Preparar as crianças portuguesas para 2020
DIOGO SIMÕES PEREIRA
Estarão as escolas portuguesas do 1.º ciclo preparadas para o novo mundo? O novo mundo a que me refiro poderia ser projetado para 2020. Por esse tempo, teremos atingido um estágio de globalização que tenderá a acentuar uma cultura cada vez mais uniforme e de pensamento único, na Europa e no mundo, que se fará sentir nas crianças desde o berço.
Por outro lado, os sistemas de educação terão de estar num patamar de qualificação dos jovens sem precedente – a agenda europeia 2020 aponta para uma taxa de saída escolar precoce inferior a 10%, quando em Portugal ainda temos mais de 20%. Neste contexto, o papel das escolas do 1.º ciclo passa a ser determinante, ainda mais do que é agora.

Tarefas a realizar:
1. Como ficaria, de forma mais breve e com os factos principais, o parágrafo do texto sobre as escolas do 1.º ciclo que começa por «Por outro lado, os sistemas de educação»?
2. Pode continuar o texto sobre as escolas do 1.º ciclo a partir do ponto em que termina?
As linhas seguintes são material à parte, sem ligação ao texto sobre as escolas do 1.º ciclo.

Dados para revisão:
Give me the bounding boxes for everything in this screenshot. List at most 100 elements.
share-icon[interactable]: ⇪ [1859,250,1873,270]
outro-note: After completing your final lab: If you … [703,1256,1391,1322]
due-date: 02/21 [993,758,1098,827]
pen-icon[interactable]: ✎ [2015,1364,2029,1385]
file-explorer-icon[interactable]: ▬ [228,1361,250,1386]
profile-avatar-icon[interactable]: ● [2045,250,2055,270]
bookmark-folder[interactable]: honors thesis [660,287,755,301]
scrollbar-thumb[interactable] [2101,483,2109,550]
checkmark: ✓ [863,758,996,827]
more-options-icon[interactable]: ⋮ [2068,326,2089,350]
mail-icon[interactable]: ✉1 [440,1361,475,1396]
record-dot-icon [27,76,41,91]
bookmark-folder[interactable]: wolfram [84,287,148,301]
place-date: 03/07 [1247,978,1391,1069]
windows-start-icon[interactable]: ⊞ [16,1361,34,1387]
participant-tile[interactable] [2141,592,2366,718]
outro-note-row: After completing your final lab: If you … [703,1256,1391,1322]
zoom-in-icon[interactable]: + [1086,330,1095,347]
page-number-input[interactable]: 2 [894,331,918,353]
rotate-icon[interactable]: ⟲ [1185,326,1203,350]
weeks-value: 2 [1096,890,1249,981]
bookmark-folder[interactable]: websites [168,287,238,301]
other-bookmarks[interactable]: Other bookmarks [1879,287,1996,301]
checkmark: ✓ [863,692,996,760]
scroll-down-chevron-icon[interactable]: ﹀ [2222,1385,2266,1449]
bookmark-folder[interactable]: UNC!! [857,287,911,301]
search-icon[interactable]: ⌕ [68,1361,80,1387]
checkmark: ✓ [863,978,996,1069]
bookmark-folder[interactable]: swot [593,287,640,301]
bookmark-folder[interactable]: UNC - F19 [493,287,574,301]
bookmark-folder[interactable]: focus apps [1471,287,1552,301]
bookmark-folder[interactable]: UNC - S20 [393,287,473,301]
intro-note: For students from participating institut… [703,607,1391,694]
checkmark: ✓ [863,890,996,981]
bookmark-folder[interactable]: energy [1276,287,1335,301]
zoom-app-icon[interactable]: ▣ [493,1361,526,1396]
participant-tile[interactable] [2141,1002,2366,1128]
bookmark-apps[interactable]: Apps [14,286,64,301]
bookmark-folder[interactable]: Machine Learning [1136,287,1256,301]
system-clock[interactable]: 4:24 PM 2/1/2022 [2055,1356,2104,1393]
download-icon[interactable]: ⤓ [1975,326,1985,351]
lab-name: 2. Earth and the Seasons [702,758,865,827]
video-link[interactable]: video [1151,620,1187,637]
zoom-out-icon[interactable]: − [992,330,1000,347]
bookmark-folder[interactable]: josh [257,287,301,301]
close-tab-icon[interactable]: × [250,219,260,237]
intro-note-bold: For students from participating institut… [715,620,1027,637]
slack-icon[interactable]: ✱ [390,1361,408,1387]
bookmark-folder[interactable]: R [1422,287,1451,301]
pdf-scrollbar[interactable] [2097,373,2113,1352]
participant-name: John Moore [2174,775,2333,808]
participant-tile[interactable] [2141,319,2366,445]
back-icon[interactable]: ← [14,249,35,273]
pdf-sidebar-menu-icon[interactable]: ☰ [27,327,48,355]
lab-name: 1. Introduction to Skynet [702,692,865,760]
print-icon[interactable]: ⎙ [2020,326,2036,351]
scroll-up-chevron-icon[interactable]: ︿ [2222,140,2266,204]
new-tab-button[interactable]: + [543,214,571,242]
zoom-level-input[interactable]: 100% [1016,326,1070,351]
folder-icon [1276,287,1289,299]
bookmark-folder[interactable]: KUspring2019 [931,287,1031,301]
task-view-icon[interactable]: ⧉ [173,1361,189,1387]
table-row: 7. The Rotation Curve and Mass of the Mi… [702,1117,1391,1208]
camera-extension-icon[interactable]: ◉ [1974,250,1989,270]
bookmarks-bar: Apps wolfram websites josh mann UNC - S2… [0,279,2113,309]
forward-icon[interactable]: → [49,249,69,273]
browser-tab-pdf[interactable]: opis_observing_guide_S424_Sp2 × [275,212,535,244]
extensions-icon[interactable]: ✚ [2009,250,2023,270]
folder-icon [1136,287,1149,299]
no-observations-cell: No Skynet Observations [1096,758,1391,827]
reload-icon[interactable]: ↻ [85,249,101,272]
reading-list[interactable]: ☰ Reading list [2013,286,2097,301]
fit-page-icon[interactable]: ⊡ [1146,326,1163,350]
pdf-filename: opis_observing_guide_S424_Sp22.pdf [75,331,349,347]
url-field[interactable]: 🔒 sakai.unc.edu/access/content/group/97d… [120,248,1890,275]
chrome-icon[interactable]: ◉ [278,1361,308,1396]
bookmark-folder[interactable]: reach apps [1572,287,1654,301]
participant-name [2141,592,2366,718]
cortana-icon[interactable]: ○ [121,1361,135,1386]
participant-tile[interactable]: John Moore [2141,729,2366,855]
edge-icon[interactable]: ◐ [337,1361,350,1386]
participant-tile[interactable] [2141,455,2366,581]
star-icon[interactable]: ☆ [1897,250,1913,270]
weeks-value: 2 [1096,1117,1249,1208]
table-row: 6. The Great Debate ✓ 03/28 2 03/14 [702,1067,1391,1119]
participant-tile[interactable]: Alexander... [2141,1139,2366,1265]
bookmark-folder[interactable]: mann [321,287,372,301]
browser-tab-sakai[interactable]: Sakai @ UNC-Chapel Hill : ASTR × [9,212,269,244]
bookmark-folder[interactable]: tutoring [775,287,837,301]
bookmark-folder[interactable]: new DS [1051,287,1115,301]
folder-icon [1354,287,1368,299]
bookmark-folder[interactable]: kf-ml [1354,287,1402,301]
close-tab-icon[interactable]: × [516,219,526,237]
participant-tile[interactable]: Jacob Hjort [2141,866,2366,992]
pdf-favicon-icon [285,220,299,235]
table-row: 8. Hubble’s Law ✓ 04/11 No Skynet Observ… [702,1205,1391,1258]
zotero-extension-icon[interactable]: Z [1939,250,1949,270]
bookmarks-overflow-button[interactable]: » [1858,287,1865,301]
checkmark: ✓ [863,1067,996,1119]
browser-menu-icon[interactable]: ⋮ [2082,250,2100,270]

Respostas às tarefas:
1. Os sistemas de educação terão de qualificar os jovens a um nível sem precedente. A agenda europeia 2020 aponta para uma taxa de saída escolar precoce inferior a 10%, e Portugal ainda tem mais de 20%. Por isso, o papel das escolas do 1.º ciclo torna-se ainda mais determinante do que é agora.

2.
A globalização
Em todo o mundo desenvolvido, os alunos que estão agora no 1.º ano de escolaridade, com 5 a 7 anos, são a primeira geração verdadeiramente global. Para elas, a televisão por cabo com canais e conteúdos globais ilimitados, os tablets com redes sociais, música, aplicações e jogos infinitos, em inglês, e os smartphones que fazem tudo e ainda permitem falar são dados adquiridos desde que se lembram de existir. Eu tenho um filho com 6 anos assim, em Lisboa, Portugal. Ao final do dia, ele vê no Disney Channel o Jake e os Piratase o Manny Mãozinhas, com o iPad ao colo, a jogar o Flappy Birds. Quantos milhões de crianças de 6 anos, em Portugal e no mundo, têm também esta experiência diária? Posso confirmar, como exemplo local, que, nos concelhos da Figueira da Foz e da Pampilhosa, isto já é uma realidade com muitas crianças.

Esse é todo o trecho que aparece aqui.